> WHAT TO PRODUCE
Write every line of the items below as a JSON list of strings, one string per line, leaving out blank lines and the pictures.

+ + + + +

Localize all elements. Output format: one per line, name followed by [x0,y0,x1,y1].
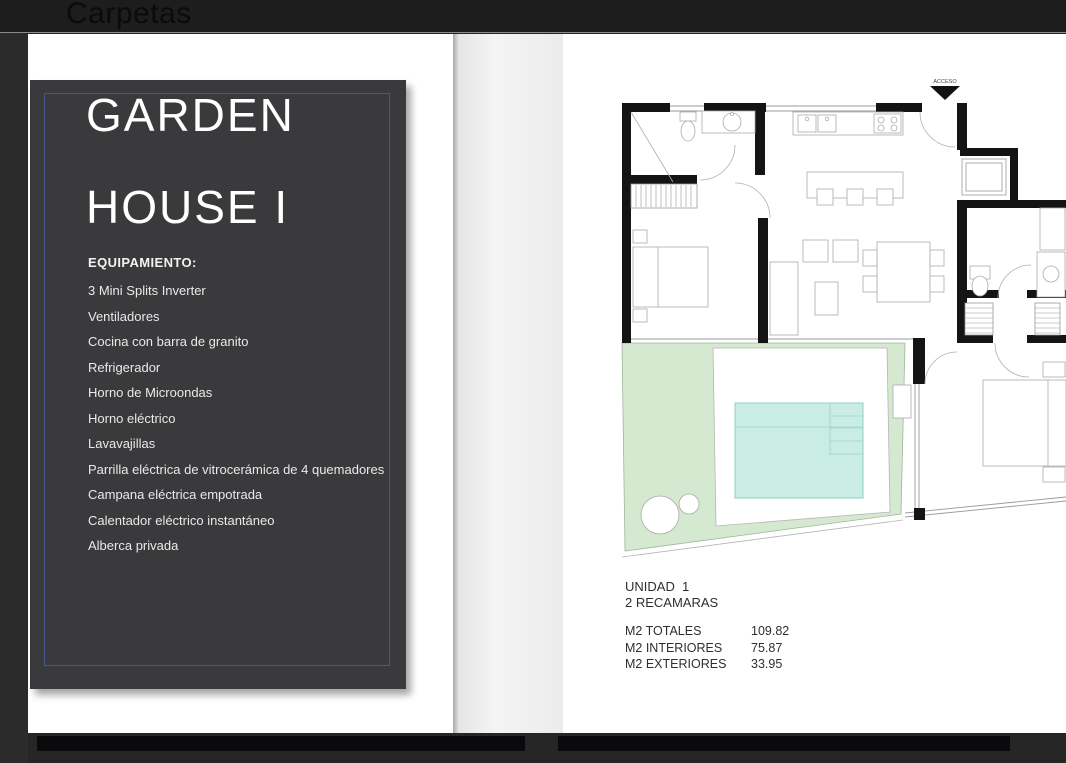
list-item: Alberca privada [88,533,388,559]
left-rail [0,33,28,763]
area-value: 75.87 [751,640,782,657]
page-thumbnail[interactable] [37,736,525,751]
list-item: Horno de Microondas [88,380,388,406]
stairs [965,303,1060,335]
top-bar: Carpetas [0,0,1066,33]
table-row: M2 EXTERIORES 33.95 [625,656,789,673]
unit-bedrooms: 2 RECAMARAS [625,595,718,611]
kitchen-counter [793,112,903,135]
pool [735,403,863,498]
stove [874,114,901,133]
page-title: Carpetas [66,0,192,31]
area-table: M2 TOTALES 109.82 M2 INTERIORES 75.87 M2… [625,623,789,673]
bed-left [633,230,708,322]
bed-right [983,362,1066,482]
tree-circle [679,494,699,514]
table-row: M2 TOTALES 109.82 [625,623,789,640]
list-item: Cocina con barra de granito [88,329,388,355]
list-item: 3 Mini Splits Inverter [88,278,388,304]
access-label: ACCESO [933,79,957,85]
unit-number: UNIDAD 1 [625,579,718,595]
unit-info: UNIDAD 1 2 RECAMARAS [625,579,718,611]
folder-viewer-screen: Carpetas GARDEN HOUSE I EQUIPAMIENTO: 3 … [0,0,1066,763]
page-thumbnail[interactable] [558,736,1010,751]
list-item: Ventiladores [88,304,388,330]
equipment-list: 3 Mini Splits Inverter Ventiladores Coci… [88,278,388,559]
area-value: 33.95 [751,656,782,673]
area-label: M2 INTERIORES [625,640,751,657]
list-item: Horno eléctrico [88,406,388,432]
list-item: Parrilla eléctrica de vitrocerámica de 4… [88,457,388,483]
brochure-info-panel: GARDEN HOUSE I EQUIPAMIENTO: 3 Mini Spli… [30,80,406,689]
access-arrow: ACCESO [930,79,960,100]
brochure-title-line2: HOUSE I [86,184,289,230]
area-value: 109.82 [751,623,789,640]
equipment-heading: EQUIPAMIENTO: [88,255,197,270]
table-row: M2 INTERIORES 75.87 [625,640,789,657]
brochure-title-line1: GARDEN [86,92,295,138]
list-item: Campana eléctrica empotrada [88,482,388,508]
tree-circle [641,496,679,534]
floor-plan: ACCESO [618,70,1066,570]
bathroom-right [970,208,1065,297]
closet-right-top [962,159,1006,195]
list-item: Calentador eléctrico instantáneo [88,508,388,534]
page-gutter [453,34,563,733]
closet-hatch [631,184,697,208]
bathroom-top-left [631,111,755,182]
area-label: M2 TOTALES [625,623,751,640]
kitchen-island [807,172,903,205]
area-label: M2 EXTERIORES [625,656,751,673]
list-item: Lavavajillas [88,431,388,457]
list-item: Refrigerador [88,355,388,381]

+ + + + +

> TASK RESULT
[
  "Localize all elements. Output format: one per line, name followed by [x0,y0,x1,y1].",
  "list-item: Alberca privada [88,533,388,559]",
  "left-rail [0,33,28,763]",
  "area-value: 75.87 [751,640,782,657]",
  "page-thumbnail[interactable] [37,736,525,751]",
  "list-item: Horno de Microondas [88,380,388,406]",
  "stairs [965,303,1060,335]",
  "top-bar: Carpetas [0,0,1066,33]",
  "table-row: M2 EXTERIORES 33.95 [625,656,789,673]",
  "unit-bedrooms: 2 RECAMARAS [625,595,718,611]",
  "kitchen-counter [793,112,903,135]",
  "pool [735,403,863,498]",
  "stove [874,114,901,133]",
  "page-title: Carpetas [66,0,192,31]",
  "area-table: M2 TOTALES 109.82 M2 INTERIORES 75.87 M2… [625,623,789,673]",
  "bed-left [633,230,708,322]",
  "bed-right [983,362,1066,482]",
  "tree-circle [679,494,699,514]",
  "table-row: M2 TOTALES 109.82 [625,623,789,640]",
  "list-item: Cocina con barra de granito [88,329,388,355]",
  "list-item: 3 Mini Splits Inverter [88,278,388,304]",
  "access-label: ACCESO [933,79,957,85]",
  "unit-number: UNIDAD 1 [625,579,718,595]",
  "unit-info: UNIDAD 1 2 RECAMARAS [625,579,718,611]",
  "folder-viewer-screen: Carpetas GARDEN HOUSE I EQUIPAMIENTO: 3 … [0,0,1066,763]",
  "page-thumbnail[interactable] [558,736,1010,751]",
  "list-item: Ventiladores [88,304,388,330]",
  "equipment-list: 3 Mini Splits Inverter Ventiladores Coci… [88,278,388,559]",
  "area-value: 33.95 [751,656,782,673]",
  "area-label: M2 INTERIORES [625,640,751,657]",
  "list-item: Horno eléctrico [88,406,388,432]",
  "list-item: Parrilla eléctrica de vitrocerámica de 4… [88,457,388,483]",
  "brochure-info-panel: GARDEN HOUSE I EQUIPAMIENTO: 3 Mini Spli… [30,80,406,689]",
  "access-arrow: ACCESO [930,79,960,100]",
  "brochure-title-line2: HOUSE I [86,184,289,230]",
  "area-value: 109.82 [751,623,789,640]",
  "equipment-heading: EQUIPAMIENTO: [88,255,197,270]",
  "table-row: M2 INTERIORES 75.87 [625,640,789,657]",
  "brochure-title-line1: GARDEN [86,92,295,138]",
  "list-item: Campana eléctrica empotrada [88,482,388,508]",
  "tree-circle [641,496,679,534]",
  "floor-plan: ACCESO [618,70,1066,570]",
  "bathroom-right [970,208,1065,297]",
  "closet-right-top [962,159,1006,195]",
  "list-item: Calentador eléctrico instantáneo [88,508,388,534]",
  "page-gutter [453,34,563,733]",
  "closet-hatch [631,184,697,208]",
  "bathroom-top-left [631,111,755,182]",
  "area-label: M2 TOTALES [625,623,751,640]",
  "kitchen-island [807,172,903,205]",
  "area-label: M2 EXTERIORES [625,656,751,673]",
  "list-item: Lavavajillas [88,431,388,457]",
  "list-item: Refrigerador [88,355,388,381]"
]